> _WHAT YOU NEED TO DO_:
Retype the complete listing exactly as it appears.

Figure record listings:
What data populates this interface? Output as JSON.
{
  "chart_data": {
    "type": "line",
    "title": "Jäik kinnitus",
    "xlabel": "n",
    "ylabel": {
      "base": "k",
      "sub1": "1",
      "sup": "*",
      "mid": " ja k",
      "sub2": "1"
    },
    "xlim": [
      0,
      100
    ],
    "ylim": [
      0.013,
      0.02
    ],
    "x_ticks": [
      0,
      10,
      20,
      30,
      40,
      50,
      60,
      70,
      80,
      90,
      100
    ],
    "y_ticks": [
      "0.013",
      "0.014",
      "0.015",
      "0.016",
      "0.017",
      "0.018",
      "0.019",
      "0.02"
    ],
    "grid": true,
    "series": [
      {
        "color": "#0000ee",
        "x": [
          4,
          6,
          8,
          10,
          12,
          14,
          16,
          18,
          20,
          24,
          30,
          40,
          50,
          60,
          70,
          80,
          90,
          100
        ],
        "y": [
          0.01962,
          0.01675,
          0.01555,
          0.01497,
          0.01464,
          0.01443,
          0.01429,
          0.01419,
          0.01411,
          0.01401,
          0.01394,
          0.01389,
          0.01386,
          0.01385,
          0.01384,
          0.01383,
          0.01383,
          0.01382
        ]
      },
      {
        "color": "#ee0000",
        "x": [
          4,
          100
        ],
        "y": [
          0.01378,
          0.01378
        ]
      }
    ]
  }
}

> _RESULT_:
What data populates this interface? Output as JSON.
{
  "chart_data": {
    "type": "line",
    "title": "Jäik kinnitus",
    "xlabel": "n",
    "ylabel": {
      "base": "k",
      "sub1": "1",
      "sup": "*",
      "mid": " ja k",
      "sub2": "1"
    },
    "xlim": [
      0,
      100
    ],
    "ylim": [
      0.013,
      0.02
    ],
    "x_ticks": [
      0,
      10,
      20,
      30,
      40,
      50,
      60,
      70,
      80,
      90,
      100
    ],
    "y_ticks": [
      "0.013",
      "0.014",
      "0.015",
      "0.016",
      "0.017",
      "0.018",
      "0.019",
      "0.02"
    ],
    "grid": true,
    "series": [
      {
        "color": "#0000ee",
        "x": [
          4,
          6,
          8,
          10,
          12,
          14,
          16,
          18,
          20,
          24,
          30,
          40,
          50,
          60,
          70,
          80,
          90,
          100
        ],
        "y": [
          0.01962,
          0.01675,
          0.01555,
          0.01497,
          0.01464,
          0.01443,
          0.01429,
          0.01419,
          0.01411,
          0.01401,
          0.01394,
          0.01389,
          0.01386,
          0.01385,
          0.01384,
          0.01383,
          0.01383,
          0.01382
        ]
      },
      {
        "color": "#ee0000",
        "x": [
          4,
          100
        ],
        "y": [
          0.01378,
          0.01378
        ]
      }
    ]
  }
}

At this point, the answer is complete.